*DATA SHOWN*
## begin
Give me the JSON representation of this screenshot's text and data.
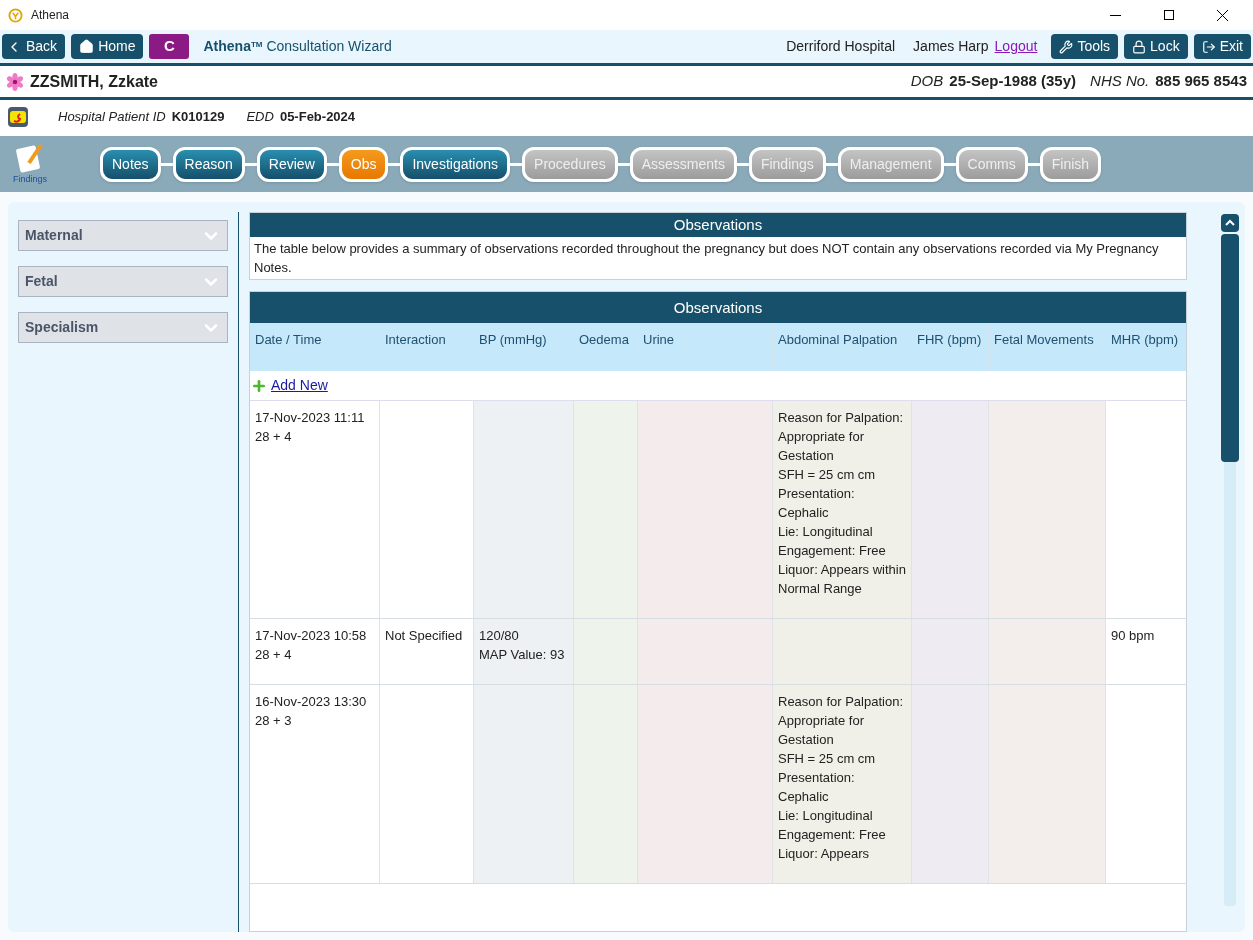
{
  "window": {
    "title": "Athena"
  },
  "toolbar": {
    "back": "Back",
    "home": "Home",
    "badge": "C",
    "app_name": "Athena",
    "app_mark": "TM",
    "app_subtitle": "Consultation Wizard",
    "location": "Derriford Hospital",
    "user": "James Harp",
    "logout": "Logout",
    "tools": "Tools",
    "lock": "Lock",
    "exit": "Exit"
  },
  "patient": {
    "name": "ZZSMITH, Zzkate",
    "dob_label": "DOB",
    "dob": "25-Sep-1988 (35y)",
    "nhs_label": "NHS No.",
    "nhs": "885 965 8543",
    "hospital_id_label": "Hospital Patient ID",
    "hospital_id": "K010129",
    "edd_label": "EDD",
    "edd": "05-Feb-2024"
  },
  "wizard": {
    "icon_label": "Findings",
    "steps": [
      {
        "label": "Notes",
        "done": true,
        "selected": false
      },
      {
        "label": "Reason",
        "done": true,
        "selected": false
      },
      {
        "label": "Review",
        "done": true,
        "selected": false
      },
      {
        "label": "Obs",
        "done": true,
        "selected": true
      },
      {
        "label": "Investigations",
        "done": true,
        "selected": false
      },
      {
        "label": "Procedures",
        "done": false,
        "selected": false
      },
      {
        "label": "Assessments",
        "done": false,
        "selected": false
      },
      {
        "label": "Findings",
        "done": false,
        "selected": false
      },
      {
        "label": "Management",
        "done": false,
        "selected": false
      },
      {
        "label": "Comms",
        "done": false,
        "selected": false
      },
      {
        "label": "Finish",
        "done": false,
        "selected": false
      }
    ]
  },
  "sidebar": {
    "items": [
      {
        "label": "Maternal",
        "expanded": false
      },
      {
        "label": "Fetal",
        "expanded": false
      },
      {
        "label": "Specialism",
        "expanded": false
      }
    ]
  },
  "info_panel": {
    "title": "Observations",
    "text": "The table below provides a summary of observations recorded throughout the pregnancy but does NOT contain any observations recorded via My Pregnancy Notes."
  },
  "table": {
    "title": "Observations",
    "add_new": "Add New",
    "columns": [
      {
        "label": "Date / Time",
        "color": "#ffffff"
      },
      {
        "label": "Interaction",
        "color": "#ffffff"
      },
      {
        "label": "BP (mmHg)",
        "color": "#edf1f4"
      },
      {
        "label": "Oedema",
        "color": "#eef4ec"
      },
      {
        "label": "Urine",
        "color": "#f4ecec"
      },
      {
        "label": "Abdominal Palpation",
        "color": "#f1f0e8"
      },
      {
        "label": "FHR (bpm)",
        "color": "#eeebf2"
      },
      {
        "label": "Fetal Movements",
        "color": "#f3eeeb"
      },
      {
        "label": "MHR (bpm)",
        "color": "#ffffff"
      }
    ],
    "rows": [
      {
        "cells": [
          [
            "17-Nov-2023 11:11",
            "28 + 4"
          ],
          [],
          [],
          [],
          [],
          [
            "Reason for Palpation: Appropriate for Gestation",
            "SFH = 25 cm cm",
            "Presentation: Cephalic",
            "Lie: Longitudinal",
            "Engagement: Free",
            "Liquor: Appears within Normal Range"
          ],
          [],
          [],
          []
        ]
      },
      {
        "cells": [
          [
            "17-Nov-2023 10:58",
            "28 + 4"
          ],
          [
            "Not Specified"
          ],
          [
            "120/80",
            "MAP Value: 93"
          ],
          [],
          [],
          [],
          [],
          [],
          [
            "90 bpm"
          ]
        ]
      },
      {
        "cells": [
          [
            "16-Nov-2023 13:30",
            "28 + 3"
          ],
          [],
          [],
          [],
          [],
          [
            "Reason for Palpation: Appropriate for Gestation",
            "SFH = 25 cm cm",
            "Presentation: Cephalic",
            "Lie: Longitudinal",
            "Engagement: Free",
            "Liquor: Appears"
          ],
          [],
          [],
          []
        ]
      }
    ]
  }
}
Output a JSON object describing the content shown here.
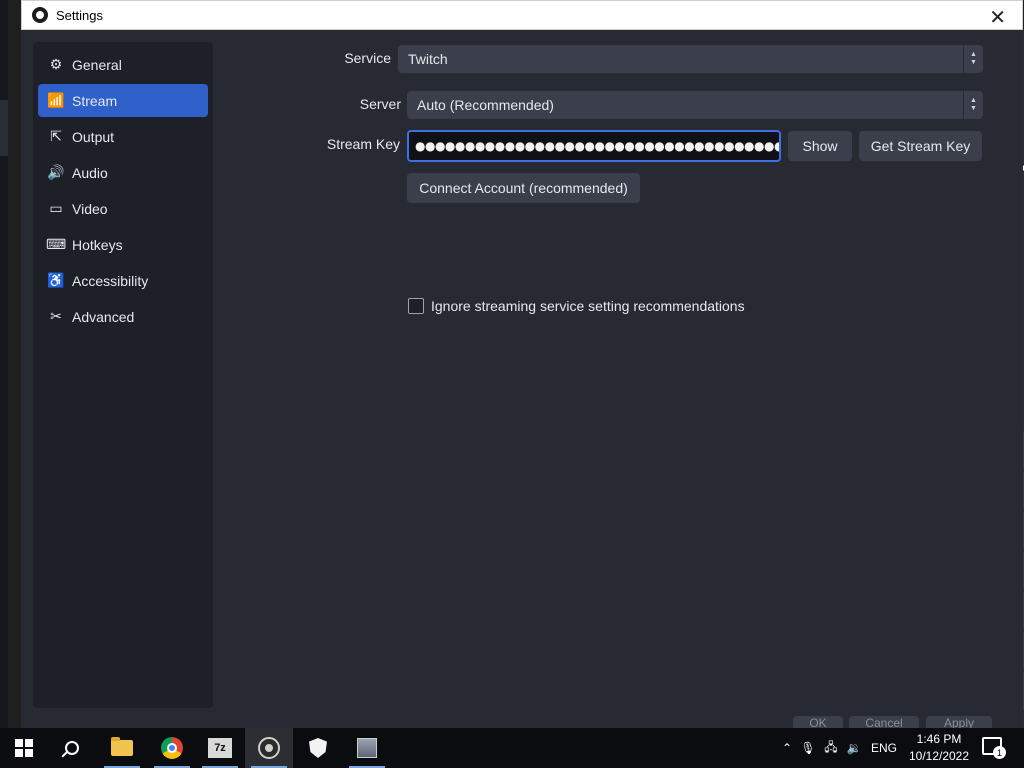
{
  "window": {
    "title": "Settings"
  },
  "sidebar": {
    "items": [
      {
        "label": "General",
        "icon": "gear-icon"
      },
      {
        "label": "Stream",
        "icon": "antenna-icon",
        "active": true
      },
      {
        "label": "Output",
        "icon": "output-icon"
      },
      {
        "label": "Audio",
        "icon": "speaker-icon"
      },
      {
        "label": "Video",
        "icon": "monitor-icon"
      },
      {
        "label": "Hotkeys",
        "icon": "keyboard-icon"
      },
      {
        "label": "Accessibility",
        "icon": "accessibility-icon"
      },
      {
        "label": "Advanced",
        "icon": "tools-icon"
      }
    ]
  },
  "stream": {
    "service_label": "Service",
    "service_value": "Twitch",
    "server_label": "Server",
    "server_value": "Auto (Recommended)",
    "key_label": "Stream Key",
    "key_value": "●●●●●●●●●●●●●●●●●●●●●●●●●●●●●●●●●●●●●●●●●●●●●●●●●●●●●●●●",
    "show_button": "Show",
    "get_key_button": "Get Stream Key",
    "connect_button": "Connect Account (recommended)",
    "ignore_checkbox_label": "Ignore streaming service setting recommendations",
    "ignore_checked": false
  },
  "footer_buttons": [
    "OK",
    "Cancel",
    "Apply"
  ],
  "taskbar": {
    "apps": [
      "start-icon",
      "search-icon",
      "file-explorer-icon",
      "chrome-icon",
      "7zip-icon",
      "obs-icon",
      "security-icon",
      "app-icon"
    ],
    "sevenzip_label": "7z",
    "language": "ENG",
    "time": "1:46 PM",
    "date": "10/12/2022",
    "notification_count": "1"
  },
  "colors": {
    "accent": "#2f5fc9",
    "focus": "#3d6fe0",
    "panel": "#272a33",
    "sidebar": "#1e2028"
  }
}
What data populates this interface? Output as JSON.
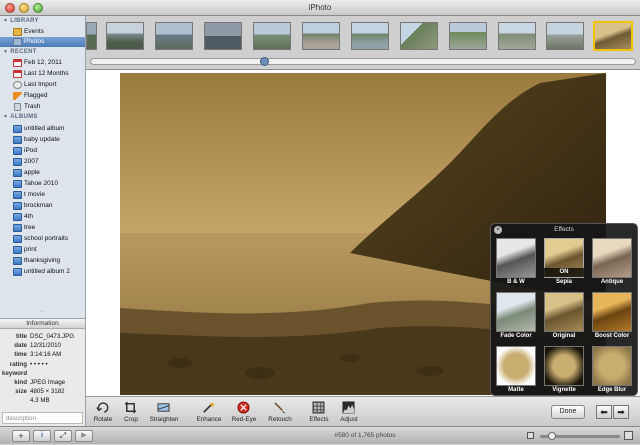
{
  "window": {
    "title": "iPhoto"
  },
  "sidebar": {
    "library_heading": "LIBRARY",
    "library_items": [
      {
        "label": "Events",
        "icon": "events-icon"
      },
      {
        "label": "Photos",
        "icon": "photos-icon",
        "selected": true
      }
    ],
    "recent_heading": "RECENT",
    "recent_items": [
      {
        "label": "Feb 12, 2011",
        "icon": "calendar-icon"
      },
      {
        "label": "Last 12 Months",
        "icon": "calendar-icon"
      },
      {
        "label": "Last Import",
        "icon": "clock-icon"
      },
      {
        "label": "Flagged",
        "icon": "flag-icon"
      },
      {
        "label": "Trash",
        "icon": "trash-icon"
      }
    ],
    "albums_heading": "ALBUMS",
    "albums": [
      "untitled album",
      "baby update",
      "iPod",
      "2007",
      "apple",
      "Tahoe 2010",
      "t movie",
      "brockman",
      "4th",
      "tree",
      "school portraits",
      "print",
      "thanksgiving",
      "untitled album 2"
    ]
  },
  "info": {
    "heading": "Information",
    "title_label": "title",
    "title_value": "DSC_0473.JPG",
    "date_label": "date",
    "date_value": "12/31/2010",
    "time_label": "time",
    "time_value": "3:14:16 AM",
    "rating_label": "rating",
    "rating_value": "• • • • •",
    "keyword_label": "keyword",
    "kind_label": "kind",
    "kind_value": "JPEG Image",
    "size_label": "size",
    "size_value": "4805 × 3182",
    "filesize_value": "4.3 MB",
    "description_placeholder": "description"
  },
  "effects": {
    "title": "Effects",
    "items": [
      {
        "label": "B & W",
        "on": false
      },
      {
        "label": "Sepia",
        "on": true,
        "on_label": "ON"
      },
      {
        "label": "Antique",
        "on": false
      },
      {
        "label": "Fade Color",
        "on": false
      },
      {
        "label": "Original",
        "on": false
      },
      {
        "label": "Boost Color",
        "on": false
      },
      {
        "label": "Matte",
        "on": false
      },
      {
        "label": "Vignette",
        "on": false
      },
      {
        "label": "Edge Blur",
        "on": false
      }
    ]
  },
  "toolbar": {
    "tools": [
      {
        "label": "Rotate",
        "icon": "rotate-icon"
      },
      {
        "label": "Crop",
        "icon": "crop-icon"
      },
      {
        "label": "Straighten",
        "icon": "straighten-icon"
      },
      {
        "label": "Enhance",
        "icon": "magic-wand-icon"
      },
      {
        "label": "Red-Eye",
        "icon": "red-eye-icon"
      },
      {
        "label": "Retouch",
        "icon": "retouch-brush-icon"
      },
      {
        "label": "Effects",
        "icon": "effects-grid-icon"
      },
      {
        "label": "Adjust",
        "icon": "adjust-histogram-icon"
      }
    ],
    "done_label": "Done",
    "prev_arrow": "⬅",
    "next_arrow": "➡"
  },
  "statusbar": {
    "photo_count": "#580 of 1,765 photos",
    "add_symbol": "+",
    "info_symbol": "i",
    "fullscreen_symbol": "⤢",
    "play_symbol": "▶"
  },
  "colors": {
    "selection": "#4c7bb6",
    "sepia": "#b08a4a",
    "active_thumb_border": "#f0c400"
  }
}
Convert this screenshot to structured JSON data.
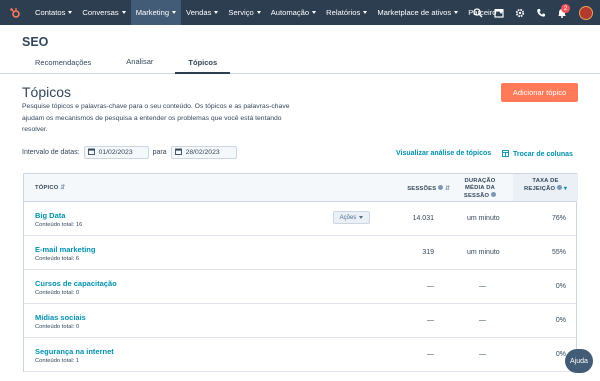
## end
*DIRECTIONS*
Where a line in the entries holds the word "Appears", copy that line.

*TASK OUTPUT*
            "Liquor: Appears within Normal Range"
            "Liquor: Appears"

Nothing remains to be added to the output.